Décrire la cuisine juive pour ceux qui ne la connaissent pas ? Cela s'avère aussi compliqué que raconter l'histoire du peuple juif, ou presque. Les ancêtres des Juifs ashkénazes viennent des pays de l'Europe de l'Est tandis que les séfarades viennent de l'Espagne, du Portugal et des pays du nord de l'Afrique. Leurs influences en cuisine sont extrêmement différentes, raconte Jamie Elman.

La cuisine juive est variée, mais il y a quand même des mets qui se ressemblent d'un pays à l'autre. Pour le shabbat par exemple, une fête qui a lieu du vendredi au coucher du soleil au samedi à la fin du jour, les Juifs doivent limiter au maximum leurs activités pour se concentrer sur leur famille. Comme c'est une célébration religieuse qui revient chaque semaine, ils cuisinent des plats qui peuvent mijoter pendant de longues heures sur la cuisinière.

Qu'on les appelle tcholent en Europe, tebit en Irak ou dafina au Maroc, ces ragoûts contiennent un peu plus de piments s'ils sont cuisinés au Mexique ou quelques pois chiches s'ils viennent du Maghreb.
○ ○ ○ ○ ○ ○ ○
*Consignes:*
• a. Recopiez le passage du texte sur la cuisine juive qui commence à « La cuisine juive est » et se termine à « viennent du Maghreb. ».
• b. Répondez à ces questions sur le texte consacré à la cuisine juive :
(i) D'où viennent les ancêtres des Juifs séfarades ?
(ii) Quand le shabbat a-t-il lieu ?
(iii) Comment appelle-t-on ce ragoût en Irak ?
• c. Poursuivez le texte sur la cuisine juive après sa dernière phrase.
Ces lignes n'ont aucun lien avec le texte sur la cuisine juive.

(Données extraites d'une collection)
○ ○ ○ ○ ○ ○ ○
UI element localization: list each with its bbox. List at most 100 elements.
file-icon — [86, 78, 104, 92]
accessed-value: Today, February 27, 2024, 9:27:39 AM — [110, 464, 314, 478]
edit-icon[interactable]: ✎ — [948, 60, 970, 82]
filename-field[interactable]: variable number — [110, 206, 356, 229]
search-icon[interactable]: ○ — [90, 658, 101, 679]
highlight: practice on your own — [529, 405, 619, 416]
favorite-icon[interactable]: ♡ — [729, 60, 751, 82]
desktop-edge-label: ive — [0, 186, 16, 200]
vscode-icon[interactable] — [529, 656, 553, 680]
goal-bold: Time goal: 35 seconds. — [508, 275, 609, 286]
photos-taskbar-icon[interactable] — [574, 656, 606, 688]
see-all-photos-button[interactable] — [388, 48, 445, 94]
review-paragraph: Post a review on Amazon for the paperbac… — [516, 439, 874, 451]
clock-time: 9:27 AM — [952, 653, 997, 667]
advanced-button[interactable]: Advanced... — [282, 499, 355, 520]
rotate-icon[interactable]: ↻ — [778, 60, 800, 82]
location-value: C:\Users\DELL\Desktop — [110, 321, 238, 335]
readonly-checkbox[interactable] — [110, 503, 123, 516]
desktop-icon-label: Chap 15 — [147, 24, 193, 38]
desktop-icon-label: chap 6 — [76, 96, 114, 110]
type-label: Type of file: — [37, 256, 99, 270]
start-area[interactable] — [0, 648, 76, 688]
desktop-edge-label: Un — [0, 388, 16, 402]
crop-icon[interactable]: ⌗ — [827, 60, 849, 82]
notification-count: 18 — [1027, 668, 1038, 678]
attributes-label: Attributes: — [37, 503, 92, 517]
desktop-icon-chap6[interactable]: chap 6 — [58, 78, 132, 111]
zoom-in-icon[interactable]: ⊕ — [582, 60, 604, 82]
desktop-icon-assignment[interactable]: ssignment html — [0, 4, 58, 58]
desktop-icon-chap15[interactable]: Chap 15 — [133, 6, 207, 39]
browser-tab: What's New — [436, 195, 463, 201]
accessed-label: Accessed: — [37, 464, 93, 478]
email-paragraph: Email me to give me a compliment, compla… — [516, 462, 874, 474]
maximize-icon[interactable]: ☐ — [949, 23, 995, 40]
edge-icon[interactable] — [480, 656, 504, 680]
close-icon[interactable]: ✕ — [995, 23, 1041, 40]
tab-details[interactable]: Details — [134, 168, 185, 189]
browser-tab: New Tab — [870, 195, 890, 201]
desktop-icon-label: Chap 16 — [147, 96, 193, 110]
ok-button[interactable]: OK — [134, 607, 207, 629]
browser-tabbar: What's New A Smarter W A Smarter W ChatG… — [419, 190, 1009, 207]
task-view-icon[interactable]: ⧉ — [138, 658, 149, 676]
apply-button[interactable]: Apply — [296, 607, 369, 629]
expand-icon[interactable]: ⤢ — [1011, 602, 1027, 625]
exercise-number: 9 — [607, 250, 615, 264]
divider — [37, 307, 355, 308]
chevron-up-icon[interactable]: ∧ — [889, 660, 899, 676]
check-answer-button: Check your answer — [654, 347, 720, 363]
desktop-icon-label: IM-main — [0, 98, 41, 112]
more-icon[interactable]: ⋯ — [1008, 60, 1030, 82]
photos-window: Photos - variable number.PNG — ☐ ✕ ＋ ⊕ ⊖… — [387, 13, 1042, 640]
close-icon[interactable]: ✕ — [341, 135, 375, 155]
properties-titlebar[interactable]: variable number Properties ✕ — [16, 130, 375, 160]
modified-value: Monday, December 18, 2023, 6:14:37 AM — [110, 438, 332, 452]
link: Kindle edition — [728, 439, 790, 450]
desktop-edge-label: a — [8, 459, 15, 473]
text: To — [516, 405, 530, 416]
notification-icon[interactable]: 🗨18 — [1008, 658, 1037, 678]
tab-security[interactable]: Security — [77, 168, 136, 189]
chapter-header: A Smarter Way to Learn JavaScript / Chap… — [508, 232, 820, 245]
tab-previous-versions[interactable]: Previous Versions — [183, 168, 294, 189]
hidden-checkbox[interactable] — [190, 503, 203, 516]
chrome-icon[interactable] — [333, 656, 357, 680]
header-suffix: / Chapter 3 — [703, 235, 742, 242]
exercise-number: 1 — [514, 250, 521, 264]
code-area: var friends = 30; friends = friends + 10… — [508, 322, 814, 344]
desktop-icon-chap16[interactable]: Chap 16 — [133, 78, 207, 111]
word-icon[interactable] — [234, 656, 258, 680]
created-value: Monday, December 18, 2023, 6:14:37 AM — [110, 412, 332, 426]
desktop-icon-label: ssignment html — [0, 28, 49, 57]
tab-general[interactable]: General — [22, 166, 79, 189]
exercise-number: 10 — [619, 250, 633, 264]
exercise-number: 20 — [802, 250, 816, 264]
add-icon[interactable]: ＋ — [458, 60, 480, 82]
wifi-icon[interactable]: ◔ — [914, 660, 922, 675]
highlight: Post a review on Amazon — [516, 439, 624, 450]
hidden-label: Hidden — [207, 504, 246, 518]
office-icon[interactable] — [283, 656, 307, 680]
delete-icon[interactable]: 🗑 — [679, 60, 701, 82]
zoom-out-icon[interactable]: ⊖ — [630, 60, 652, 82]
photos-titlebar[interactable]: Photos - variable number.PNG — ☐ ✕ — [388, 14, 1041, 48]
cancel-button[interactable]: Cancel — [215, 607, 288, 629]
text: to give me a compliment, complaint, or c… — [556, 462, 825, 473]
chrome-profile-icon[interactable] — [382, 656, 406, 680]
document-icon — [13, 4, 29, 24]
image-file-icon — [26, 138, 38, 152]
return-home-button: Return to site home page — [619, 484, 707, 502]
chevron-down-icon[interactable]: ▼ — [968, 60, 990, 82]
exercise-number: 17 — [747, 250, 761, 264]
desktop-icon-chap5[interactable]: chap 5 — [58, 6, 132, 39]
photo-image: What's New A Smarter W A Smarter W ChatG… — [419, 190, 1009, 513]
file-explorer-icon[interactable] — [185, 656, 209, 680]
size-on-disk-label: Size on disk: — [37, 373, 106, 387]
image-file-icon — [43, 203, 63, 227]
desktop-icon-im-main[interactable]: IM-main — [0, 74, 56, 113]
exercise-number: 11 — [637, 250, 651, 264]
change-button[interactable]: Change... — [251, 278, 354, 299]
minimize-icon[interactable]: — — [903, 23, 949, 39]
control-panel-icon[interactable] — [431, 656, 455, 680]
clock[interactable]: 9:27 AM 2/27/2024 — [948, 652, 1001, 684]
○ ○ ○ ○ ○ ○ ○
*Réponses:*
• a.
La cuisine juive est variée, mais il y a quand même des mets qui se ressemblent d'un pays à l'autre. Pour le shabbat par exemple, une fête qui a lieu du vendredi au coucher du soleil au samedi à la fin du jour, les Juifs doivent limiter au maximum leurs activités pour se concentrer sur leur famille. Comme c'est une célébration religieuse qui revient chaque semaine, ils cuisinent des plats qui peuvent mijoter pendant de longues heures sur la cuisinière.

Qu'on les appelle tcholent en Europe, tebit en Irak ou dafina au Maroc, ces ragoûts contiennent un peu plus de piments s'ils sont cuisinés au Mexique ou quelques pois chiches s'ils viennent du Maghreb.

• b.
(i) D'Espagne, du Portugal et des pays du nord de l'Afrique.
(ii) Du vendredi au coucher du soleil au samedi à la fin du jour.
(iii) Tebit.

• c.
« Au fond, les Juifs vivent partout alentour du globe, explique Katherine Romanow. Les communautés adoptent les mets du pays et les adaptent aux lois casher. Donc, quand on parle de cuisine juive, on parle bien sûr de bagels et de viande fumée, mais on parle aussi de salade cuite (Maroc), de ravioli (Italie), de tentation de Jansson (Suède), de gravlax (Norvège). C'est vraiment très varié », explique l'historienne et responsable des visites culinaires organisées par le Musée du Montréal juif.

La cuisine juive prend ses origines partout dans le monde. Et lorsqu'elle est arrivée au Québec, elle a assurément influencé la restauration d'ici. Il n'y a qu'à penser aux nombreuxdelis.

Et ça, il y a des jeunes ambitieux qui travaillent fort à ce que personne ne l'oublie.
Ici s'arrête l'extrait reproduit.